## To do:
Find each line with the string "Correction" and copy it.
⁂
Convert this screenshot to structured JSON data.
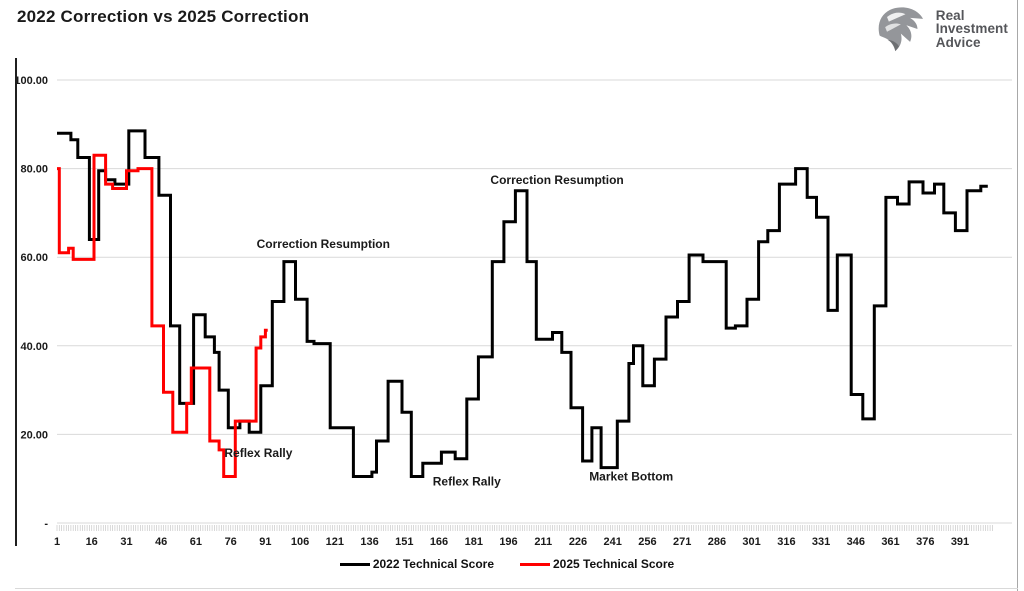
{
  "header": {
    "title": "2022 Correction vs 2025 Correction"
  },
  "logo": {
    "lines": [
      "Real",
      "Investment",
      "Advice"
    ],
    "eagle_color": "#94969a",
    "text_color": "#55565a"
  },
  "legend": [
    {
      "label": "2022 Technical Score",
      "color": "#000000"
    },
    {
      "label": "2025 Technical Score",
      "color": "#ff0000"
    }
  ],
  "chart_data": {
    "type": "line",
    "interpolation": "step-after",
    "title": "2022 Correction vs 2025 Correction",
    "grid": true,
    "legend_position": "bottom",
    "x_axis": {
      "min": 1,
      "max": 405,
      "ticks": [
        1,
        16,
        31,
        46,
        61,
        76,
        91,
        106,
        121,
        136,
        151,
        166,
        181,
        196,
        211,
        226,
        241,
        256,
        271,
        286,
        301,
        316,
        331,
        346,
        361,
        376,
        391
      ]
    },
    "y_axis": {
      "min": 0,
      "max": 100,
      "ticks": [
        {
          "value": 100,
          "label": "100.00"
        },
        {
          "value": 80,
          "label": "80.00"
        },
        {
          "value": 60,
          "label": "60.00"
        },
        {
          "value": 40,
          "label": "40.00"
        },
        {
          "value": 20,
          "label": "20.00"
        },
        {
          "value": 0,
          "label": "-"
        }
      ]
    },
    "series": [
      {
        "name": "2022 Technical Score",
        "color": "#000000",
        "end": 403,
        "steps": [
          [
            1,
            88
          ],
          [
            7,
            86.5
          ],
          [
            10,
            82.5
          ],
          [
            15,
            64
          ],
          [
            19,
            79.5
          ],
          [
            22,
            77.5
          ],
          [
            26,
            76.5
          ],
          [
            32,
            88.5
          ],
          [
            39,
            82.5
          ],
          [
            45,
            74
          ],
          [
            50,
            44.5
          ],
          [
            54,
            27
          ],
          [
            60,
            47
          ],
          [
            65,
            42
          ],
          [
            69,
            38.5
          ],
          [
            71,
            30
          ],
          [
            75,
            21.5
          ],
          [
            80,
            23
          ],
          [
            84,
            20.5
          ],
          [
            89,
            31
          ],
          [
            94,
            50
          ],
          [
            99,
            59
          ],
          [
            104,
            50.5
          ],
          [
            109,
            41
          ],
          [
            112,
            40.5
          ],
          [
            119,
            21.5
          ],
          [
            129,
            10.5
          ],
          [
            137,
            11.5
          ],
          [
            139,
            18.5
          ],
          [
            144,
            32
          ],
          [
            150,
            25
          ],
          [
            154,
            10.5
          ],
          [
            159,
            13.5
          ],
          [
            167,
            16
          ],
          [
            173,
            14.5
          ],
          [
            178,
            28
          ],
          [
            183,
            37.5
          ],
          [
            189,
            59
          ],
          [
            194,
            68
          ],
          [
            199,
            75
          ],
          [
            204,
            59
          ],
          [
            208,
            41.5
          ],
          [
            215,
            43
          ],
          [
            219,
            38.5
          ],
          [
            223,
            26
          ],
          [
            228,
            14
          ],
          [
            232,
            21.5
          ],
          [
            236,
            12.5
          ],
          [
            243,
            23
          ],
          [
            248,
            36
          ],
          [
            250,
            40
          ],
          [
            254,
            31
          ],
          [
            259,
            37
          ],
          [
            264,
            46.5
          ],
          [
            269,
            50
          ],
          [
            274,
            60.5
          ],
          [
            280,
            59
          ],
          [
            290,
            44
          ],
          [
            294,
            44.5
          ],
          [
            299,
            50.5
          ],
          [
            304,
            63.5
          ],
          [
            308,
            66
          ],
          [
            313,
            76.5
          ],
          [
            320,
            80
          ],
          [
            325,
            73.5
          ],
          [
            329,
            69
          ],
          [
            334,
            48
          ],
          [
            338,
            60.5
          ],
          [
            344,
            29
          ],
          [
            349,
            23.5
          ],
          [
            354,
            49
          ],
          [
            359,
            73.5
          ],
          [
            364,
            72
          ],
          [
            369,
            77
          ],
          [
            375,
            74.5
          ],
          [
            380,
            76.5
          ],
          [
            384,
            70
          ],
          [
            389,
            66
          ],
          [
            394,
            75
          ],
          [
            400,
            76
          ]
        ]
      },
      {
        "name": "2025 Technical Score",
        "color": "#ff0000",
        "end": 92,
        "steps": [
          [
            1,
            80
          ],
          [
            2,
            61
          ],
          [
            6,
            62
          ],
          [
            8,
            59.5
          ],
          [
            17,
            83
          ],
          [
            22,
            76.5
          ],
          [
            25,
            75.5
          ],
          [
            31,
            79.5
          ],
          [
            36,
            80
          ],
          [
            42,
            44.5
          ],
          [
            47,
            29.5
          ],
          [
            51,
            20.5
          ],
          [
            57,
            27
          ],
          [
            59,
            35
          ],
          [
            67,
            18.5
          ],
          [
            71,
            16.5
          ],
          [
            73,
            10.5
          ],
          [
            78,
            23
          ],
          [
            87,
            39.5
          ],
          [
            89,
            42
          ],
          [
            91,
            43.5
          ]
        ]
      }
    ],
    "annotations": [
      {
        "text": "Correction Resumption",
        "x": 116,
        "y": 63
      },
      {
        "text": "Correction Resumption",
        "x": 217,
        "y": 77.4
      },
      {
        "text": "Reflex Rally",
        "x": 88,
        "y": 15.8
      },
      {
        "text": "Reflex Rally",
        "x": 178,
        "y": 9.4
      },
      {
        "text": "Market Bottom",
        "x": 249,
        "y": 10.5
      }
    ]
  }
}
⁂
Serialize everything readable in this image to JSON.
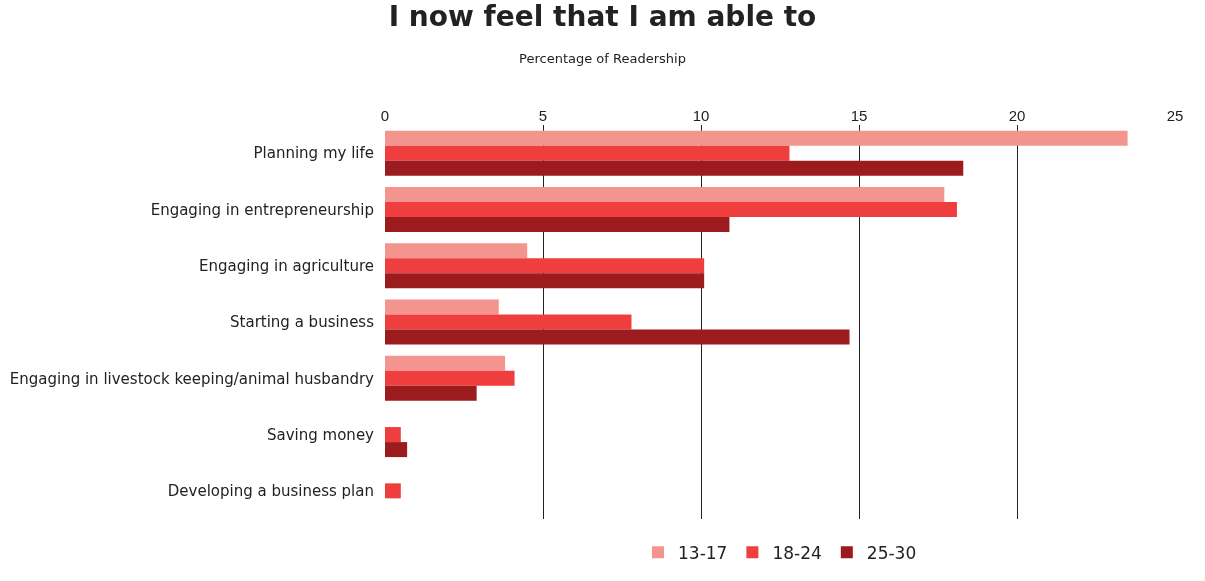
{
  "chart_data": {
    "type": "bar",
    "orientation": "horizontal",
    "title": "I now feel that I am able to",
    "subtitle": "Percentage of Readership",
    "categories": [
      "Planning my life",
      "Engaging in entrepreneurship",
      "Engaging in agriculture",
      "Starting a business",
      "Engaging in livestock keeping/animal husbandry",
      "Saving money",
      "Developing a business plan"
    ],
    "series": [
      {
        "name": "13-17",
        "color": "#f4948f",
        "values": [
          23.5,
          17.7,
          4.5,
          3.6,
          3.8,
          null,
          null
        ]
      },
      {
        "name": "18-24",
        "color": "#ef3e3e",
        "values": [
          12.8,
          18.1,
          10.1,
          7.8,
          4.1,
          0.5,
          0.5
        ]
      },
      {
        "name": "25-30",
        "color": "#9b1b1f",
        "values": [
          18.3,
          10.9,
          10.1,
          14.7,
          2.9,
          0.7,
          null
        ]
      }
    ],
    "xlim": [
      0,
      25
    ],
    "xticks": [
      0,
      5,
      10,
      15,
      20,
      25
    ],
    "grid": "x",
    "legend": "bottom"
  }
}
⁂
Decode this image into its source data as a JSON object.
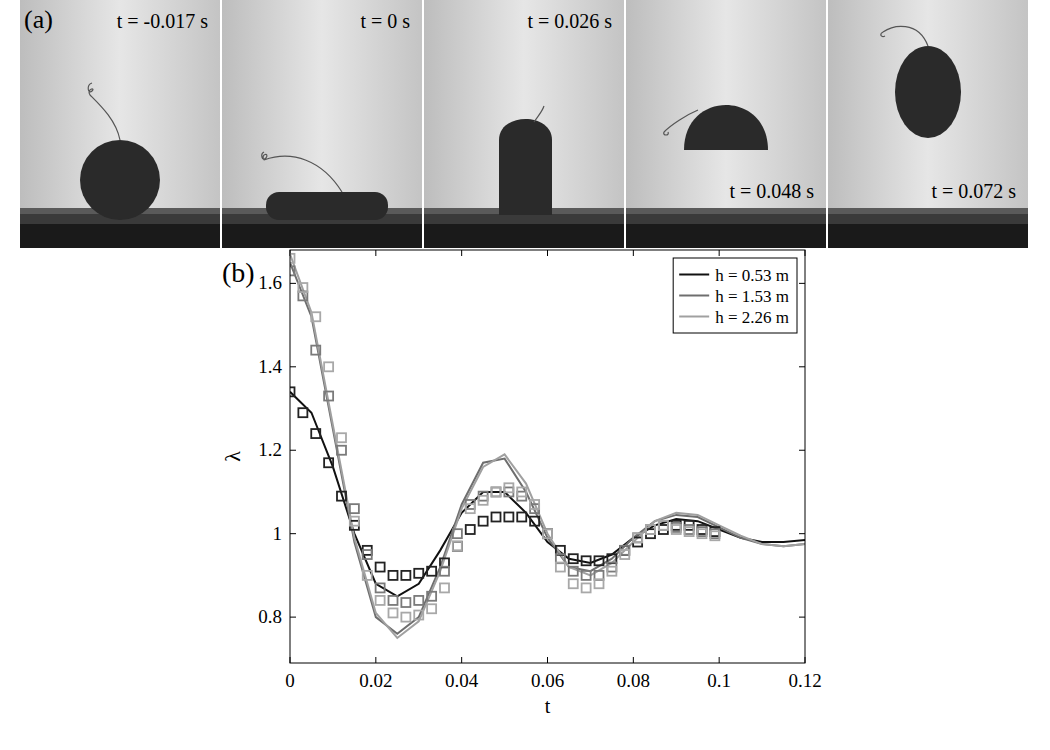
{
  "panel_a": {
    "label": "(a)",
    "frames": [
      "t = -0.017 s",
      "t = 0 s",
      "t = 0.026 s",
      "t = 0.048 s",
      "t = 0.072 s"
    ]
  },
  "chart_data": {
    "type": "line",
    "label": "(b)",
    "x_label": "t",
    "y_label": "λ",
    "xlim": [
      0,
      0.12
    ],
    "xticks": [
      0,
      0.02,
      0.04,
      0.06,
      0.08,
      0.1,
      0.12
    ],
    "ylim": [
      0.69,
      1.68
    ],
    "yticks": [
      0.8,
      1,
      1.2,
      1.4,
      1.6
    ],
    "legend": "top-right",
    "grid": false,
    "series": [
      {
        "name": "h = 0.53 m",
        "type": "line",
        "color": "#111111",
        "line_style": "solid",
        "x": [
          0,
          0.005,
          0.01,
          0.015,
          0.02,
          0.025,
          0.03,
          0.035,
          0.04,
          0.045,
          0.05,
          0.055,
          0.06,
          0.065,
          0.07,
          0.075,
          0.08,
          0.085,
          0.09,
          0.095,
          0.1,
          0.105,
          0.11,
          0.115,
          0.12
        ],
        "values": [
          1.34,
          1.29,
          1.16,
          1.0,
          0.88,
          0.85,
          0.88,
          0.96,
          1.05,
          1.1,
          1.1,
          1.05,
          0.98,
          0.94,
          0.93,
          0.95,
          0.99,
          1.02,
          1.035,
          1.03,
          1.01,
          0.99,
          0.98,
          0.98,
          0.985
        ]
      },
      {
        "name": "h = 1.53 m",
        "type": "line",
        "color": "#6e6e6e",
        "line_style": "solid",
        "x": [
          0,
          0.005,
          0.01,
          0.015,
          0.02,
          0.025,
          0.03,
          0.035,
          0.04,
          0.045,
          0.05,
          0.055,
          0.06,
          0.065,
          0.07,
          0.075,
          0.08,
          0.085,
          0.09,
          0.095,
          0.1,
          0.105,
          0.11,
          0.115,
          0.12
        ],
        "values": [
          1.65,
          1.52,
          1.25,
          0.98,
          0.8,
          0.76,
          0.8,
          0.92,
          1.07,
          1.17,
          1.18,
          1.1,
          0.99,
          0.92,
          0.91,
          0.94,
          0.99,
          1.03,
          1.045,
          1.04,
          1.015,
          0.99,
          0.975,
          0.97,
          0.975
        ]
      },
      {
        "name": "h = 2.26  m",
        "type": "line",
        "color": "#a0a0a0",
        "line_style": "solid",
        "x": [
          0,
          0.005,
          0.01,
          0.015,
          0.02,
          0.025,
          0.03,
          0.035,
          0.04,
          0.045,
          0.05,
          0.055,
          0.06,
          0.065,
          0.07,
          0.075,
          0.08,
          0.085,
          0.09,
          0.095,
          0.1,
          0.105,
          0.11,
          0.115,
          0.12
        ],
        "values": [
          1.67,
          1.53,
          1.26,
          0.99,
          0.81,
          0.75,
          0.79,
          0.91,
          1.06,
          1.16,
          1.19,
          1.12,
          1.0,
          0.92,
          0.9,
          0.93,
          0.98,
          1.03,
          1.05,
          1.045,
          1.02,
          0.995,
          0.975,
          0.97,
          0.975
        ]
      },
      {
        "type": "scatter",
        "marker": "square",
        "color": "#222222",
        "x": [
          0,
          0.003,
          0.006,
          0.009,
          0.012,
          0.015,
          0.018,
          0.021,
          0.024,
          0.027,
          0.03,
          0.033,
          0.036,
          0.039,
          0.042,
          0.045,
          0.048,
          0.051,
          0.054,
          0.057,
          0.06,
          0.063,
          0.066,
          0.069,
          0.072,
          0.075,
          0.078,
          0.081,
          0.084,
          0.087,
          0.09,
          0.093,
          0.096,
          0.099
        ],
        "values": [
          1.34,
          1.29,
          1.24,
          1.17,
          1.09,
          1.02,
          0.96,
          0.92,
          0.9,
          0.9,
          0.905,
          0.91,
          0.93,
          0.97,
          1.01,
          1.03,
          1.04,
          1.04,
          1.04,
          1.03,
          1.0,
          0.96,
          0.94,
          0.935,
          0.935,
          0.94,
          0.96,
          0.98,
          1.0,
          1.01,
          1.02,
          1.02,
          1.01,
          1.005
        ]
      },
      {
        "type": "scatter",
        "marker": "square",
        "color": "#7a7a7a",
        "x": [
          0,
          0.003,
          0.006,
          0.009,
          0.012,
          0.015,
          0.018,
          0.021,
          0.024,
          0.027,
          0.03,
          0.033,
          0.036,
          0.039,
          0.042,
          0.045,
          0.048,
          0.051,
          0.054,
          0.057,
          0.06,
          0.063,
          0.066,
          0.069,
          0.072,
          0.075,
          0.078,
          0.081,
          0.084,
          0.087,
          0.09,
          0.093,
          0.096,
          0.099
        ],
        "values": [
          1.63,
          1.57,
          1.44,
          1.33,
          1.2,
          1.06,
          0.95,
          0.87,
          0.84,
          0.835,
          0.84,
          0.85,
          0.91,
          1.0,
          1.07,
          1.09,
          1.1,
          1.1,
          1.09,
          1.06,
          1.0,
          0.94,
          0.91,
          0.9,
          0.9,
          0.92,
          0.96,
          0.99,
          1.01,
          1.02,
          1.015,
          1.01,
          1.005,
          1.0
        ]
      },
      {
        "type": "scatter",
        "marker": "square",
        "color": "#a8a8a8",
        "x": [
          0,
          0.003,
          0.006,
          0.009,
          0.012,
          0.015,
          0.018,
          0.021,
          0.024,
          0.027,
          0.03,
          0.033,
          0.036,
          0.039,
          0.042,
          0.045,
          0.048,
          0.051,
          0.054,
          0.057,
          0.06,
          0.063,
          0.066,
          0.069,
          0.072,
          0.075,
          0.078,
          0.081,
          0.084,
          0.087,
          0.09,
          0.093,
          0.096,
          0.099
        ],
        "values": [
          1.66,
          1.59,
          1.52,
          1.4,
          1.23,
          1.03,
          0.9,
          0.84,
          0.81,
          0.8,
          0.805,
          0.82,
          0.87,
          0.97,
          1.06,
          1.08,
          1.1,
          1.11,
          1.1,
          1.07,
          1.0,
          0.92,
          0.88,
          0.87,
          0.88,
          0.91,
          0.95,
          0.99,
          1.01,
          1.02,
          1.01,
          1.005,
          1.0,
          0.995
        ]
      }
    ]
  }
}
⁂
## Solution to this task:
    "title": "2022 Correction vs 2025 Correction"
    "title": "2022 Correction vs 2025 Correction",
        "text": "Correction Resumption",
        "text": "Correction Resumption",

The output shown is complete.